**Prompt**
Repeat the records exactly. Every line must match.

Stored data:
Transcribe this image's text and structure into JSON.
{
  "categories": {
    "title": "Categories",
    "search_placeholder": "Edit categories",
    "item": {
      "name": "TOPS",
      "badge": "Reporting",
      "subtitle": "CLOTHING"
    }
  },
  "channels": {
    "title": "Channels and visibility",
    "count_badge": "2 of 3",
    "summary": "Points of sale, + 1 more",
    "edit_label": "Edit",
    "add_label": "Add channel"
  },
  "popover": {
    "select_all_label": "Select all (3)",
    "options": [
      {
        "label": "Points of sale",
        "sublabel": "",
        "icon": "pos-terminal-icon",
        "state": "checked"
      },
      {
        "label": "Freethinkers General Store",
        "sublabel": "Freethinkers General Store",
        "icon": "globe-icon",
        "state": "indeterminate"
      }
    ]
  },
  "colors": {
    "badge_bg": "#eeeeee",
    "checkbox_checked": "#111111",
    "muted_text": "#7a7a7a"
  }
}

**Written solution**
Transcribe this image's text and structure into JSON.
{
  "categories": {
    "title": "Categories",
    "search_placeholder": "Edit categories",
    "item": {
      "name": "TOPS",
      "badge": "Reporting",
      "subtitle": "CLOTHING"
    }
  },
  "channels": {
    "title": "Channels and visibility",
    "count_badge": "2 of 3",
    "summary": "Points of sale, + 1 more",
    "edit_label": "Edit",
    "add_label": "Add channel"
  },
  "popover": {
    "select_all_label": "Select all (3)",
    "options": [
      {
        "label": "Points of sale",
        "sublabel": "",
        "icon": "pos-terminal-icon",
        "state": "checked"
      },
      {
        "label": "Freethinkers General Store",
        "sublabel": "Freethinkers General Store",
        "icon": "globe-icon",
        "state": "indeterminate"
      }
    ]
  },
  "colors": {
    "badge_bg": "#eeeeee",
    "checkbox_checked": "#111111",
    "muted_text": "#7a7a7a"
  }
}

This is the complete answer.